The task =
Return every record exactly as written.

>> Begin

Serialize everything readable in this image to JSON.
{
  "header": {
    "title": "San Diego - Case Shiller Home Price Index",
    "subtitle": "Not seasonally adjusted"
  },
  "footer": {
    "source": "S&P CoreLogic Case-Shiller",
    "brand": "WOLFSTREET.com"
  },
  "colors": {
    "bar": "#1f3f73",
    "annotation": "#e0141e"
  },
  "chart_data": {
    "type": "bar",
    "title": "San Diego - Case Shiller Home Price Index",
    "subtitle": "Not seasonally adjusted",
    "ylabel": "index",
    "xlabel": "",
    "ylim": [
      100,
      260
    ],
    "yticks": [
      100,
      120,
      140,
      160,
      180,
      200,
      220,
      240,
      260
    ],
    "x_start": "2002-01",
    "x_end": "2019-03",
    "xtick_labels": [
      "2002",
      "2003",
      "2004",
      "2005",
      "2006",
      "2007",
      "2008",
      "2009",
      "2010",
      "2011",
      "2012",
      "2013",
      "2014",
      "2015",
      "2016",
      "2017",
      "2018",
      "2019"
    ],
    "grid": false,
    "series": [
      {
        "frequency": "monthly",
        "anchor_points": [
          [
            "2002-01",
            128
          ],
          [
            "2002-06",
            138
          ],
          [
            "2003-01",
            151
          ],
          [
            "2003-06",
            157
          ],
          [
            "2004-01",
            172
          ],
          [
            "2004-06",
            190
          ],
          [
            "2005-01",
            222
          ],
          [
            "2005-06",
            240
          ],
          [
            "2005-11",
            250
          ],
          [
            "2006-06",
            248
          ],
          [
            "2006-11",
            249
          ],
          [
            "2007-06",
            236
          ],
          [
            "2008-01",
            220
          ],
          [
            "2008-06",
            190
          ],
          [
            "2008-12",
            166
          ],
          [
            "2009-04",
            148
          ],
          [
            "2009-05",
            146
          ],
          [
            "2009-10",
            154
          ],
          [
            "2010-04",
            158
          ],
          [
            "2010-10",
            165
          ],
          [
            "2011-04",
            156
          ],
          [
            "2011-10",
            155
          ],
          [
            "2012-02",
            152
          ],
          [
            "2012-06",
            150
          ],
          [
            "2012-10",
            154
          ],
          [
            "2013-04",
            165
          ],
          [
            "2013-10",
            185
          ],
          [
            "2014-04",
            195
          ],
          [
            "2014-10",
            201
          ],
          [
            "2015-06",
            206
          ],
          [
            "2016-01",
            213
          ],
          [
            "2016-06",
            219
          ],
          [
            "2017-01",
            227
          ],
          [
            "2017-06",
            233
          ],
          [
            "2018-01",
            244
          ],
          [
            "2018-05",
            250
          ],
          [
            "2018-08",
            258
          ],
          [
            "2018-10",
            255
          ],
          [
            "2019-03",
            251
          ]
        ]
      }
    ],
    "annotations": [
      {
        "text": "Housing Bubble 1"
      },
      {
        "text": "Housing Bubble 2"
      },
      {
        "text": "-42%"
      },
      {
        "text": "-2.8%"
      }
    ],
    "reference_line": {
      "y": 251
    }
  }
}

>> End

Reply to the exercise =
Serialize everything readable in this image to JSON.
{
  "header": {
    "title": "San Diego - Case Shiller Home Price Index",
    "subtitle": "Not seasonally adjusted"
  },
  "footer": {
    "source": "S&P CoreLogic Case-Shiller",
    "brand": "WOLFSTREET.com"
  },
  "colors": {
    "bar": "#1f3f73",
    "annotation": "#e0141e"
  },
  "chart_data": {
    "type": "bar",
    "title": "San Diego - Case Shiller Home Price Index",
    "subtitle": "Not seasonally adjusted",
    "ylabel": "index",
    "xlabel": "",
    "ylim": [
      100,
      260
    ],
    "yticks": [
      100,
      120,
      140,
      160,
      180,
      200,
      220,
      240,
      260
    ],
    "x_start": "2002-01",
    "x_end": "2019-03",
    "xtick_labels": [
      "2002",
      "2003",
      "2004",
      "2005",
      "2006",
      "2007",
      "2008",
      "2009",
      "2010",
      "2011",
      "2012",
      "2013",
      "2014",
      "2015",
      "2016",
      "2017",
      "2018",
      "2019"
    ],
    "grid": false,
    "series": [
      {
        "frequency": "monthly",
        "anchor_points": [
          [
            "2002-01",
            128
          ],
          [
            "2002-06",
            138
          ],
          [
            "2003-01",
            151
          ],
          [
            "2003-06",
            157
          ],
          [
            "2004-01",
            172
          ],
          [
            "2004-06",
            190
          ],
          [
            "2005-01",
            222
          ],
          [
            "2005-06",
            240
          ],
          [
            "2005-11",
            250
          ],
          [
            "2006-06",
            248
          ],
          [
            "2006-11",
            249
          ],
          [
            "2007-06",
            236
          ],
          [
            "2008-01",
            220
          ],
          [
            "2008-06",
            190
          ],
          [
            "2008-12",
            166
          ],
          [
            "2009-04",
            148
          ],
          [
            "2009-05",
            146
          ],
          [
            "2009-10",
            154
          ],
          [
            "2010-04",
            158
          ],
          [
            "2010-10",
            165
          ],
          [
            "2011-04",
            156
          ],
          [
            "2011-10",
            155
          ],
          [
            "2012-02",
            152
          ],
          [
            "2012-06",
            150
          ],
          [
            "2012-10",
            154
          ],
          [
            "2013-04",
            165
          ],
          [
            "2013-10",
            185
          ],
          [
            "2014-04",
            195
          ],
          [
            "2014-10",
            201
          ],
          [
            "2015-06",
            206
          ],
          [
            "2016-01",
            213
          ],
          [
            "2016-06",
            219
          ],
          [
            "2017-01",
            227
          ],
          [
            "2017-06",
            233
          ],
          [
            "2018-01",
            244
          ],
          [
            "2018-05",
            250
          ],
          [
            "2018-08",
            258
          ],
          [
            "2018-10",
            255
          ],
          [
            "2019-03",
            251
          ]
        ]
      }
    ],
    "annotations": [
      {
        "text": "Housing Bubble 1"
      },
      {
        "text": "Housing Bubble 2"
      },
      {
        "text": "-42%"
      },
      {
        "text": "-2.8%"
      }
    ],
    "reference_line": {
      "y": 251
    }
  }
}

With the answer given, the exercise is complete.